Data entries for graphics
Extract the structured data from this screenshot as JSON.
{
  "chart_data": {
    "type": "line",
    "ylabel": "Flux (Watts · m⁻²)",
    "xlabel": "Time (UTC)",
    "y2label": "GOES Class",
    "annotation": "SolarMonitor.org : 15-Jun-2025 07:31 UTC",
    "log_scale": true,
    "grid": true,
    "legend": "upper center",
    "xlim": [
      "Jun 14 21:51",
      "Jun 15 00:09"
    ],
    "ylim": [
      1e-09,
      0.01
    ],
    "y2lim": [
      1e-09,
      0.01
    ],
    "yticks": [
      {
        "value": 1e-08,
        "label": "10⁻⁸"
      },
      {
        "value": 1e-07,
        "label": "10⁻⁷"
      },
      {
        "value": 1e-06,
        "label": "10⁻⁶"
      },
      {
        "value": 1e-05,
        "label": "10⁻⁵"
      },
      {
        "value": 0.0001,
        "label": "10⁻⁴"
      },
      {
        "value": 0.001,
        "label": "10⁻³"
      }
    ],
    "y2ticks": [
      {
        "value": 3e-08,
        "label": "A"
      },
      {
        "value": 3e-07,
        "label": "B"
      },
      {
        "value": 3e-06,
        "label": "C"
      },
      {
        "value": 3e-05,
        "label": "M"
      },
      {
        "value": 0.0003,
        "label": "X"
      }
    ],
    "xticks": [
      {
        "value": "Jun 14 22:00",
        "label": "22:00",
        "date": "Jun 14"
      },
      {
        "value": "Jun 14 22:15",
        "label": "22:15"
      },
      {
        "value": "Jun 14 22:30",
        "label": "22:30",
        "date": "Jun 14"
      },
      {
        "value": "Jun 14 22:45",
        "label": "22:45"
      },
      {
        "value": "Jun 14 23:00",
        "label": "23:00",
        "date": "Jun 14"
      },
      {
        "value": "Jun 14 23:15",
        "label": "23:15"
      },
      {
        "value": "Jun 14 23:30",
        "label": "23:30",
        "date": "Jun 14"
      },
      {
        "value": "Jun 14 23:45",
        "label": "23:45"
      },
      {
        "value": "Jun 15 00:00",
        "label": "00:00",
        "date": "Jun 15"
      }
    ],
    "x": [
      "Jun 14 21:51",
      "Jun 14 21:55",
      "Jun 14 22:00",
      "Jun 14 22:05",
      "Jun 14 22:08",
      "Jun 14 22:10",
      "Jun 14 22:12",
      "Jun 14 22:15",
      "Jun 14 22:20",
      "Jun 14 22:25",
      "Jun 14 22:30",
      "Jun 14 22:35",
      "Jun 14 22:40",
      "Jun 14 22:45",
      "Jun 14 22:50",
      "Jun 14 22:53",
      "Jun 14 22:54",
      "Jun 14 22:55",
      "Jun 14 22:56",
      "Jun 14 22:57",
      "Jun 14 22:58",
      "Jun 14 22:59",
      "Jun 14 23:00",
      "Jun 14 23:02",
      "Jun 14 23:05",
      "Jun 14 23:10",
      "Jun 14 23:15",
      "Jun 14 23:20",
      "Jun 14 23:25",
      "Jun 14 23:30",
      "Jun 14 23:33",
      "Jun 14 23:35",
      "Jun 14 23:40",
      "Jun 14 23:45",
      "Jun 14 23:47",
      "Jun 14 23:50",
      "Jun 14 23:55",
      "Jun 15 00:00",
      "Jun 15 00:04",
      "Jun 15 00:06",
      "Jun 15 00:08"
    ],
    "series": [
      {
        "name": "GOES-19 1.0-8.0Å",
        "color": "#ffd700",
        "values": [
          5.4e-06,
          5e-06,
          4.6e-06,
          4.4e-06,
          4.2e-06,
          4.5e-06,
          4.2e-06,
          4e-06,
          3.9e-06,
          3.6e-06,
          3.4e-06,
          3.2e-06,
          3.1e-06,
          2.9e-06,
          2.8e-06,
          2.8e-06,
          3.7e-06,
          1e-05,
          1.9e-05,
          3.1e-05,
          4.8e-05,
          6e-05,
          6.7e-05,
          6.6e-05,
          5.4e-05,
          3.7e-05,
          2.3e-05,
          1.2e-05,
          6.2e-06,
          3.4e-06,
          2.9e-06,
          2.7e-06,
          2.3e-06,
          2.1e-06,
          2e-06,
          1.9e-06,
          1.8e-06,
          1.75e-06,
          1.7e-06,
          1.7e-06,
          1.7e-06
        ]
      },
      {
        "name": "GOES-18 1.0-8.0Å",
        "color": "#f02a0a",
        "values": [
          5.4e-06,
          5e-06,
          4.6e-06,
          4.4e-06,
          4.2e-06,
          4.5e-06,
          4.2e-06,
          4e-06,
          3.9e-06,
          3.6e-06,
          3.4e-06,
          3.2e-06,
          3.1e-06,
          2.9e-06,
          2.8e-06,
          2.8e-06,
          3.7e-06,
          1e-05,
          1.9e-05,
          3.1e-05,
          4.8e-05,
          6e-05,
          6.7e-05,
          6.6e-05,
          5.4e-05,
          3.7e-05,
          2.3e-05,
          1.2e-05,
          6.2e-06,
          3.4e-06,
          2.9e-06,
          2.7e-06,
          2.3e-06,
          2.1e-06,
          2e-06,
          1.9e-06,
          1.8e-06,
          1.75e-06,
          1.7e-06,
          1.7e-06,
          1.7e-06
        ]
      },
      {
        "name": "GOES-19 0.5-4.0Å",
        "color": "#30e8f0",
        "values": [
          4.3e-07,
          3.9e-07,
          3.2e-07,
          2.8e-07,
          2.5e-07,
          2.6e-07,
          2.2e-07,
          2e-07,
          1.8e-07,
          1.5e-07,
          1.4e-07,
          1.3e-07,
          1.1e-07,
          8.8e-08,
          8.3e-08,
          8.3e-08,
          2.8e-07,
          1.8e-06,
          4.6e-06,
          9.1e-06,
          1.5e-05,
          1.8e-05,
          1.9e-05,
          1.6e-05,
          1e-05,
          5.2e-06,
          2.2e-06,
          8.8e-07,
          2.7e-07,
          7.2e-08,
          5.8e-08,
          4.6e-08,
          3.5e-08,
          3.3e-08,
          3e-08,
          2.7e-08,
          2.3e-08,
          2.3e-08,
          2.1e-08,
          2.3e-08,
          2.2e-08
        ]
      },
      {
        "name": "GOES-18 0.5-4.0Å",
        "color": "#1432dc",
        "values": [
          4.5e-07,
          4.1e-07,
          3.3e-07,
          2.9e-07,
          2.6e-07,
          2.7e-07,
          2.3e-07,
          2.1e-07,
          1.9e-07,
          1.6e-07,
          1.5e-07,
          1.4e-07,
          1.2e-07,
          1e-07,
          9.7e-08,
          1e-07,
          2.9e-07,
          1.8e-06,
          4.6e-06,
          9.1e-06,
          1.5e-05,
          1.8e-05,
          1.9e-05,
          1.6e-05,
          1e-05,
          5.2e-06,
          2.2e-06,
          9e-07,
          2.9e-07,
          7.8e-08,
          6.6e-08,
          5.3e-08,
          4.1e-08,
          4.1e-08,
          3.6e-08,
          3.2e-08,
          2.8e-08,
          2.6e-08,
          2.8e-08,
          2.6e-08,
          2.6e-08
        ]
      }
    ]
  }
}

• _Objective_: Give every line of the material again, exactly as it reads.

• _Task result_:
Extract the structured data from this screenshot as JSON.
{
  "chart_data": {
    "type": "line",
    "ylabel": "Flux (Watts · m⁻²)",
    "xlabel": "Time (UTC)",
    "y2label": "GOES Class",
    "annotation": "SolarMonitor.org : 15-Jun-2025 07:31 UTC",
    "log_scale": true,
    "grid": true,
    "legend": "upper center",
    "xlim": [
      "Jun 14 21:51",
      "Jun 15 00:09"
    ],
    "ylim": [
      1e-09,
      0.01
    ],
    "y2lim": [
      1e-09,
      0.01
    ],
    "yticks": [
      {
        "value": 1e-08,
        "label": "10⁻⁸"
      },
      {
        "value": 1e-07,
        "label": "10⁻⁷"
      },
      {
        "value": 1e-06,
        "label": "10⁻⁶"
      },
      {
        "value": 1e-05,
        "label": "10⁻⁵"
      },
      {
        "value": 0.0001,
        "label": "10⁻⁴"
      },
      {
        "value": 0.001,
        "label": "10⁻³"
      }
    ],
    "y2ticks": [
      {
        "value": 3e-08,
        "label": "A"
      },
      {
        "value": 3e-07,
        "label": "B"
      },
      {
        "value": 3e-06,
        "label": "C"
      },
      {
        "value": 3e-05,
        "label": "M"
      },
      {
        "value": 0.0003,
        "label": "X"
      }
    ],
    "xticks": [
      {
        "value": "Jun 14 22:00",
        "label": "22:00",
        "date": "Jun 14"
      },
      {
        "value": "Jun 14 22:15",
        "label": "22:15"
      },
      {
        "value": "Jun 14 22:30",
        "label": "22:30",
        "date": "Jun 14"
      },
      {
        "value": "Jun 14 22:45",
        "label": "22:45"
      },
      {
        "value": "Jun 14 23:00",
        "label": "23:00",
        "date": "Jun 14"
      },
      {
        "value": "Jun 14 23:15",
        "label": "23:15"
      },
      {
        "value": "Jun 14 23:30",
        "label": "23:30",
        "date": "Jun 14"
      },
      {
        "value": "Jun 14 23:45",
        "label": "23:45"
      },
      {
        "value": "Jun 15 00:00",
        "label": "00:00",
        "date": "Jun 15"
      }
    ],
    "x": [
      "Jun 14 21:51",
      "Jun 14 21:55",
      "Jun 14 22:00",
      "Jun 14 22:05",
      "Jun 14 22:08",
      "Jun 14 22:10",
      "Jun 14 22:12",
      "Jun 14 22:15",
      "Jun 14 22:20",
      "Jun 14 22:25",
      "Jun 14 22:30",
      "Jun 14 22:35",
      "Jun 14 22:40",
      "Jun 14 22:45",
      "Jun 14 22:50",
      "Jun 14 22:53",
      "Jun 14 22:54",
      "Jun 14 22:55",
      "Jun 14 22:56",
      "Jun 14 22:57",
      "Jun 14 22:58",
      "Jun 14 22:59",
      "Jun 14 23:00",
      "Jun 14 23:02",
      "Jun 14 23:05",
      "Jun 14 23:10",
      "Jun 14 23:15",
      "Jun 14 23:20",
      "Jun 14 23:25",
      "Jun 14 23:30",
      "Jun 14 23:33",
      "Jun 14 23:35",
      "Jun 14 23:40",
      "Jun 14 23:45",
      "Jun 14 23:47",
      "Jun 14 23:50",
      "Jun 14 23:55",
      "Jun 15 00:00",
      "Jun 15 00:04",
      "Jun 15 00:06",
      "Jun 15 00:08"
    ],
    "series": [
      {
        "name": "GOES-19 1.0-8.0Å",
        "color": "#ffd700",
        "values": [
          5.4e-06,
          5e-06,
          4.6e-06,
          4.4e-06,
          4.2e-06,
          4.5e-06,
          4.2e-06,
          4e-06,
          3.9e-06,
          3.6e-06,
          3.4e-06,
          3.2e-06,
          3.1e-06,
          2.9e-06,
          2.8e-06,
          2.8e-06,
          3.7e-06,
          1e-05,
          1.9e-05,
          3.1e-05,
          4.8e-05,
          6e-05,
          6.7e-05,
          6.6e-05,
          5.4e-05,
          3.7e-05,
          2.3e-05,
          1.2e-05,
          6.2e-06,
          3.4e-06,
          2.9e-06,
          2.7e-06,
          2.3e-06,
          2.1e-06,
          2e-06,
          1.9e-06,
          1.8e-06,
          1.75e-06,
          1.7e-06,
          1.7e-06,
          1.7e-06
        ]
      },
      {
        "name": "GOES-18 1.0-8.0Å",
        "color": "#f02a0a",
        "values": [
          5.4e-06,
          5e-06,
          4.6e-06,
          4.4e-06,
          4.2e-06,
          4.5e-06,
          4.2e-06,
          4e-06,
          3.9e-06,
          3.6e-06,
          3.4e-06,
          3.2e-06,
          3.1e-06,
          2.9e-06,
          2.8e-06,
          2.8e-06,
          3.7e-06,
          1e-05,
          1.9e-05,
          3.1e-05,
          4.8e-05,
          6e-05,
          6.7e-05,
          6.6e-05,
          5.4e-05,
          3.7e-05,
          2.3e-05,
          1.2e-05,
          6.2e-06,
          3.4e-06,
          2.9e-06,
          2.7e-06,
          2.3e-06,
          2.1e-06,
          2e-06,
          1.9e-06,
          1.8e-06,
          1.75e-06,
          1.7e-06,
          1.7e-06,
          1.7e-06
        ]
      },
      {
        "name": "GOES-19 0.5-4.0Å",
        "color": "#30e8f0",
        "values": [
          4.3e-07,
          3.9e-07,
          3.2e-07,
          2.8e-07,
          2.5e-07,
          2.6e-07,
          2.2e-07,
          2e-07,
          1.8e-07,
          1.5e-07,
          1.4e-07,
          1.3e-07,
          1.1e-07,
          8.8e-08,
          8.3e-08,
          8.3e-08,
          2.8e-07,
          1.8e-06,
          4.6e-06,
          9.1e-06,
          1.5e-05,
          1.8e-05,
          1.9e-05,
          1.6e-05,
          1e-05,
          5.2e-06,
          2.2e-06,
          8.8e-07,
          2.7e-07,
          7.2e-08,
          5.8e-08,
          4.6e-08,
          3.5e-08,
          3.3e-08,
          3e-08,
          2.7e-08,
          2.3e-08,
          2.3e-08,
          2.1e-08,
          2.3e-08,
          2.2e-08
        ]
      },
      {
        "name": "GOES-18 0.5-4.0Å",
        "color": "#1432dc",
        "values": [
          4.5e-07,
          4.1e-07,
          3.3e-07,
          2.9e-07,
          2.6e-07,
          2.7e-07,
          2.3e-07,
          2.1e-07,
          1.9e-07,
          1.6e-07,
          1.5e-07,
          1.4e-07,
          1.2e-07,
          1e-07,
          9.7e-08,
          1e-07,
          2.9e-07,
          1.8e-06,
          4.6e-06,
          9.1e-06,
          1.5e-05,
          1.8e-05,
          1.9e-05,
          1.6e-05,
          1e-05,
          5.2e-06,
          2.2e-06,
          9e-07,
          2.9e-07,
          7.8e-08,
          6.6e-08,
          5.3e-08,
          4.1e-08,
          4.1e-08,
          3.6e-08,
          3.2e-08,
          2.8e-08,
          2.6e-08,
          2.8e-08,
          2.6e-08,
          2.6e-08
        ]
      }
    ]
  }
}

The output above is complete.